§ **Directions for this task**
From the entries below, list each line with "text".
══ Data to use
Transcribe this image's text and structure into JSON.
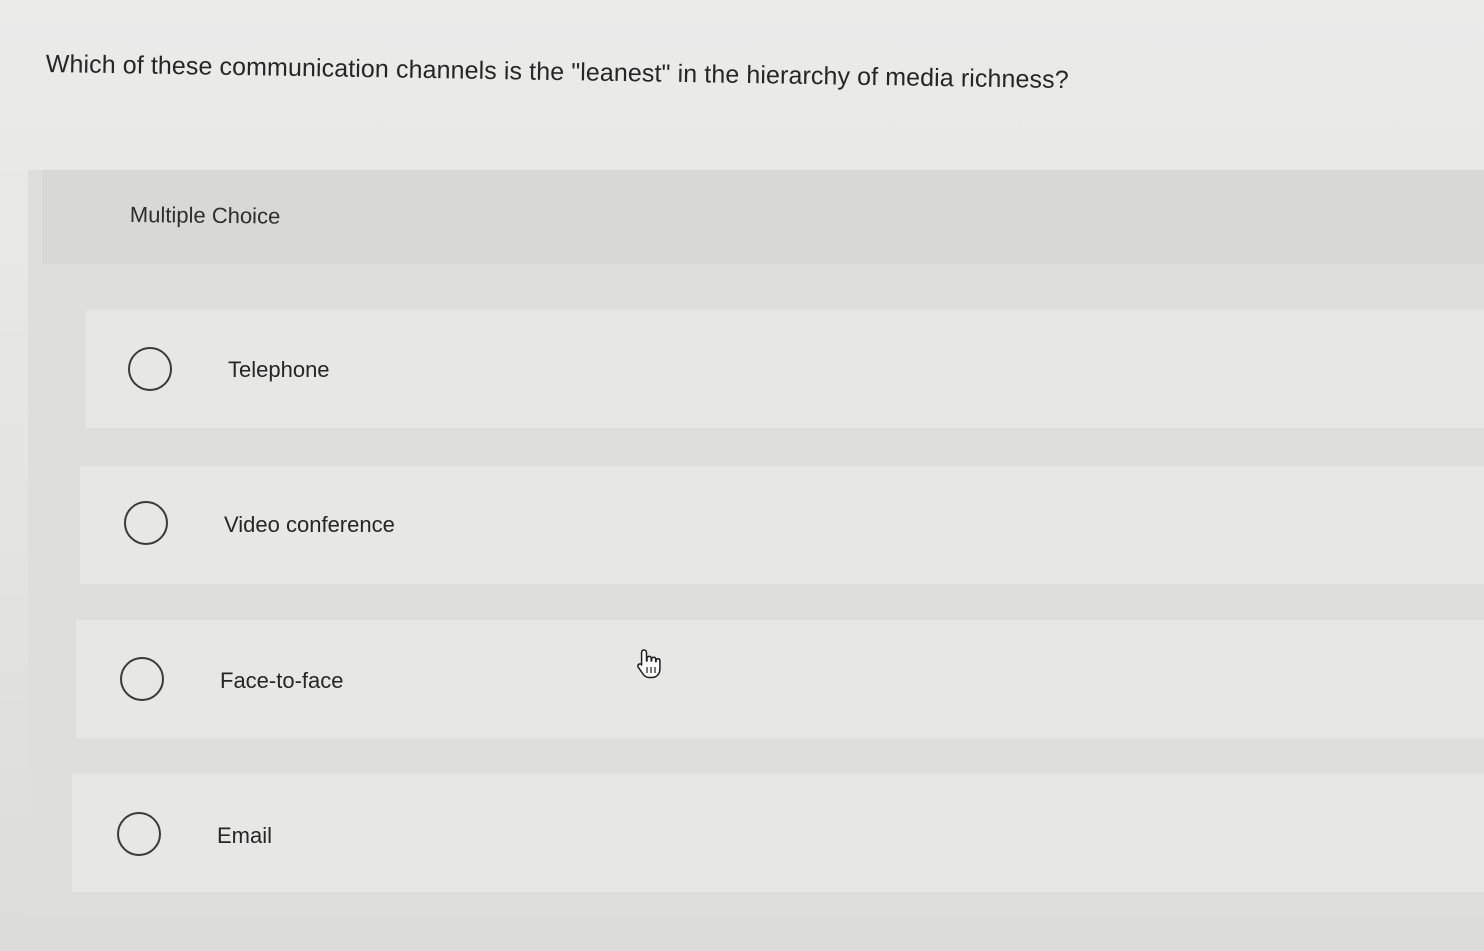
{
  "question": {
    "text": "Which of these communication channels is the \"leanest\" in the hierarchy of media richness?"
  },
  "multiple_choice": {
    "label": "Multiple Choice",
    "options": [
      {
        "label": "Telephone",
        "selected": false
      },
      {
        "label": "Video conference",
        "selected": false
      },
      {
        "label": "Face-to-face",
        "selected": false
      },
      {
        "label": "Email",
        "selected": false
      }
    ]
  },
  "cursor": {
    "icon": "hand-pointer-icon"
  }
}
════
§ **The output**
Transcribe this image's text and structure into JSON.
    "text": "Which of these communication channels is the \"leanest\" in the hierarchy of media richness?"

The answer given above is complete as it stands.